WRITTEN PROBLEM: Will you transcribe all the entries word for word, skipping the pictures they hold?

- - -

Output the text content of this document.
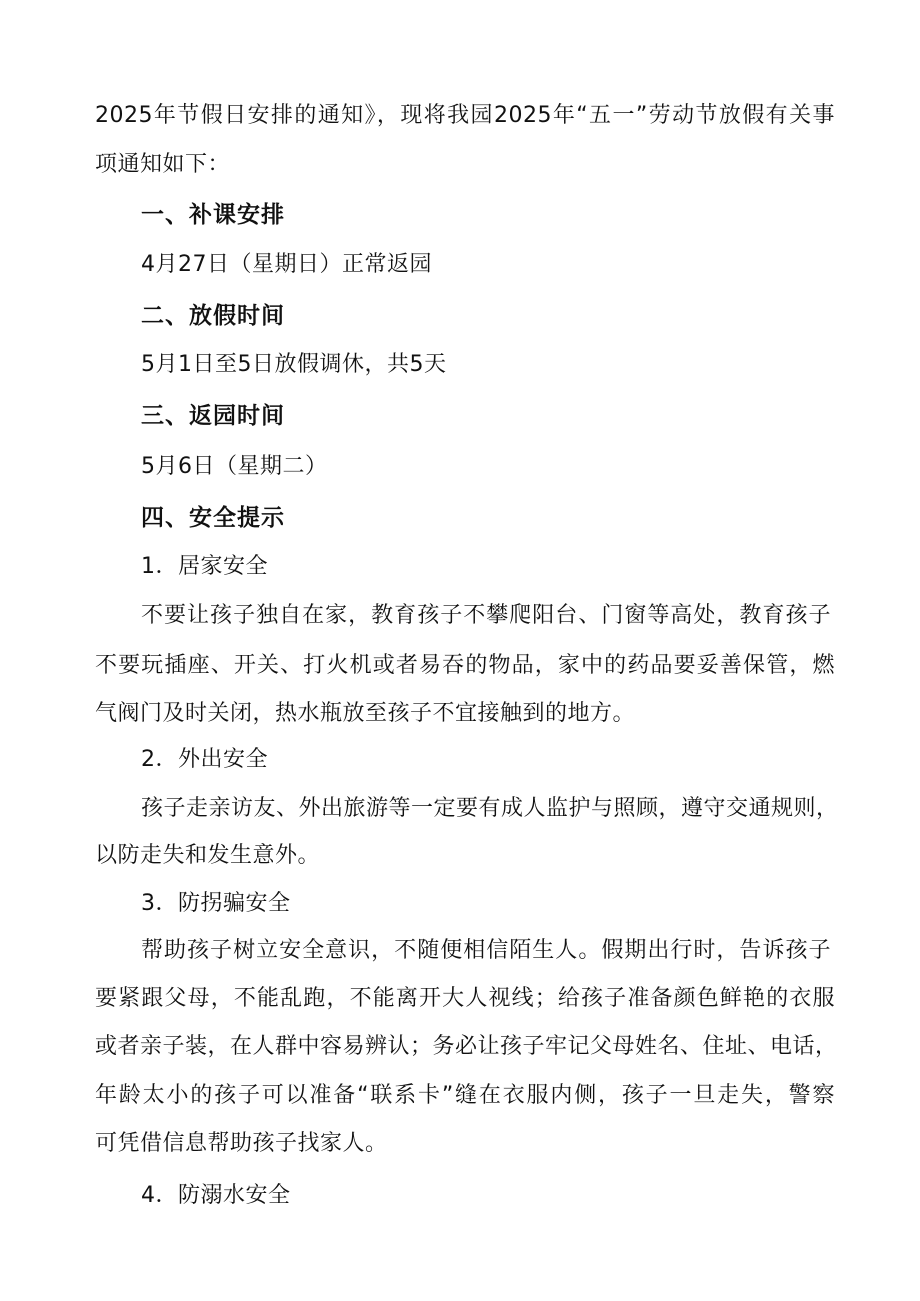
2025年节假日安排的通知》，现将我园2025年“五一”劳动节放假有关事
项通知如下：
一、补课安排
4月27日（星期日）正常返园
二、放假时间
5月1日至5日放假调休，共5天
三、返园时间
5月6日（星期二）
四、安全提示
1．居家安全
不要让孩子独自在家，教育孩子不攀爬阳台、门窗等高处，教育孩子
不要玩插座、开关、打火机或者易吞的物品，家中的药品要妥善保管，燃
气阀门及时关闭，热水瓶放至孩子不宜接触到的地方。
2．外出安全
孩子走亲访友、外出旅游等一定要有成人监护与照顾，遵守交通规则，
以防走失和发生意外。
3．防拐骗安全
帮助孩子树立安全意识，不随便相信陌生人。假期出行时，告诉孩子
要紧跟父母，不能乱跑，不能离开大人视线；给孩子准备颜色鲜艳的衣服
或者亲子装，在人群中容易辨认；务必让孩子牢记父母姓名、住址、电话，
年龄太小的孩子可以准备“联系卡”缝在衣服内侧，孩子一旦走失，警察
可凭借信息帮助孩子找家人。
4．防溺水安全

- - -

FINISHED TASK:
Output the text content of this document.
2025年节假日安排的通知》，现将我园2025年“五一”劳动节放假有关事
项通知如下：
一、补课安排
4月27日（星期日）正常返园
二、放假时间
5月1日至5日放假调休，共5天
三、返园时间
5月6日（星期二）
四、安全提示
1．居家安全
不要让孩子独自在家，教育孩子不攀爬阳台、门窗等高处，教育孩子
不要玩插座、开关、打火机或者易吞的物品，家中的药品要妥善保管，燃
气阀门及时关闭，热水瓶放至孩子不宜接触到的地方。
2．外出安全
孩子走亲访友、外出旅游等一定要有成人监护与照顾，遵守交通规则，
以防走失和发生意外。
3．防拐骗安全
帮助孩子树立安全意识，不随便相信陌生人。假期出行时，告诉孩子
要紧跟父母，不能乱跑，不能离开大人视线；给孩子准备颜色鲜艳的衣服
或者亲子装，在人群中容易辨认；务必让孩子牢记父母姓名、住址、电话，
年龄太小的孩子可以准备“联系卡”缝在衣服内侧，孩子一旦走失，警察
可凭借信息帮助孩子找家人。
4．防溺水安全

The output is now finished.